**Problem details**
Filter the entries below, keeping only lines with the word "budget".

(Data entries)
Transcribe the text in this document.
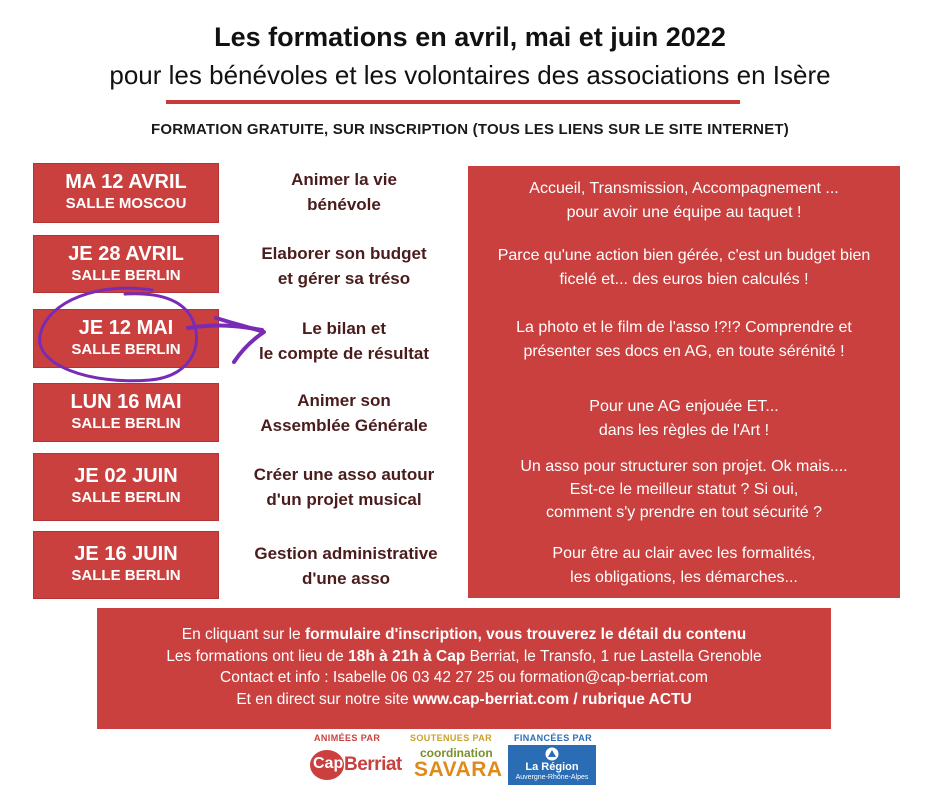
Les formations en avril, mai et juin 2022
pour les bénévoles et les volontaires des associations en Isère
FORMATION GRATUITE, SUR INSCRIPTION (TOUS LES LIENS SUR LE SITE INTERNET)
MA 12 AVRIL
SALLE MOSCOU
JE 28 AVRIL
SALLE BERLIN
JE 12 MAI
SALLE BERLIN
LUN 16 MAI
SALLE BERLIN
JE 02 JUIN
SALLE BERLIN
JE 16 JUIN
SALLE BERLIN
Animer la vie
bénévole
Elaborer son budget
et gérer sa tréso
Le bilan et
le compte de résultat
Animer son
Assemblée Générale
Créer une asso autour
d'un projet musical
Gestion administrative
d'une asso
Accueil, Transmission, Accompagnement ...
pour avoir une équipe au taquet !
Parce qu'une action bien gérée, c'est un budget bien
ficelé et... des euros bien calculés !
La photo et le film de l'asso !?!? Comprendre et
présenter ses docs en AG, en toute sérénité !
Pour une AG enjouée ET...
dans les règles de l'Art !
Un asso pour structurer son projet. Ok mais....
Est-ce le meilleur statut ? Si oui,
comment s'y prendre en tout sécurité ?
Pour être au clair avec les formalités,
les obligations, les démarches...
En cliquant sur le formulaire d'inscription, vous trouverez le détail du contenu
Les formations ont lieu de 18h à 21h à Cap Berriat, le Transfo, 1 rue Lastella Grenoble
Contact et info : Isabelle 06 03 42 27 25 ou formation@cap-berriat.com
Et en direct sur notre site www.cap-berriat.com / rubrique ACTU
ANIMÉES PAR	SOUTENUES PAR FINANCÉES PAR
Cap Berriat
coordination
SAVARA	La Région
Auvergne-Rhône-Alpes
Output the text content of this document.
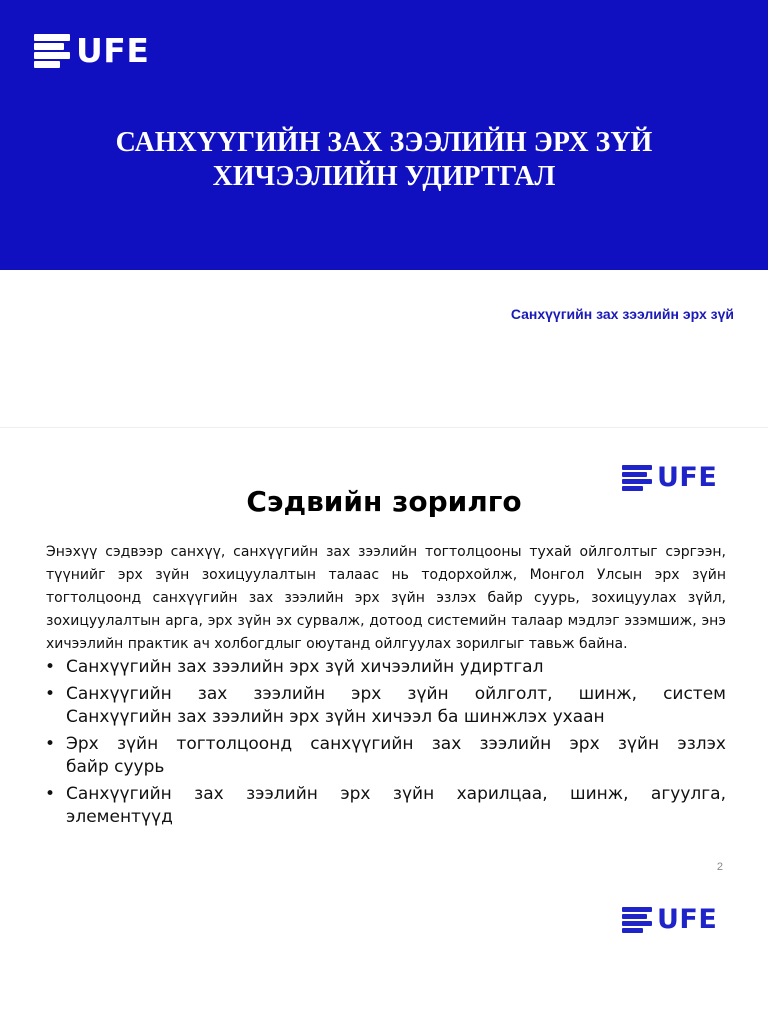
UFE
САНХҮҮГИЙН ЗАХ ЗЭЭЛИЙН ЭРХ ЗҮЙ
ХИЧЭЭЛИЙН УДИРТГАЛ
Санхүүгийн зах зээлийн эрх зүй
UFE
Сэдвийн зорилго

Энэхүү сэдвээр санхүү, санхүүгийн зах зээлийн тогтолцооны тухай ойлголтыг сэргээн, түүнийг эрх зүйн зохицуулалтын талаас нь тодорхойлж, Монгол Улсын эрх зүйн тогтолцоонд санхүүгийн зах зээлийн эрх зүйн эзлэх байр суурь, зохицуулах зүйл, зохицуулалтын арга, эрх зүйн эх сурвалж, дотоод системийн талаар мэдлэг эзэмшиж, энэ хичээлийн практик ач холбогдлыг оюутанд ойлгуулах зорилгыг тавьж байна.

• Санхүүгийн зах зээлийн эрх зүй хичээлийн удиртгал
• Санхүүгийн зах зээлийн эрх зүйн ойлголт, шинж, систем
Санхүүгийн зах зээлийн эрх зүйн хичээл ба шинжлэх ухаан
• Эрх зүйн тогтолцоонд санхүүгийн зах зээлийн эрх зүйн эзлэх
байр суурь
• Санхүүгийн зах зээлийн эрх зүйн харилцаа, шинж, агуулга,
элементүүд
2
UFE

**Solved problem**
Elaborer son budget
Parce qu'une action bien gérée, c'est un budget bien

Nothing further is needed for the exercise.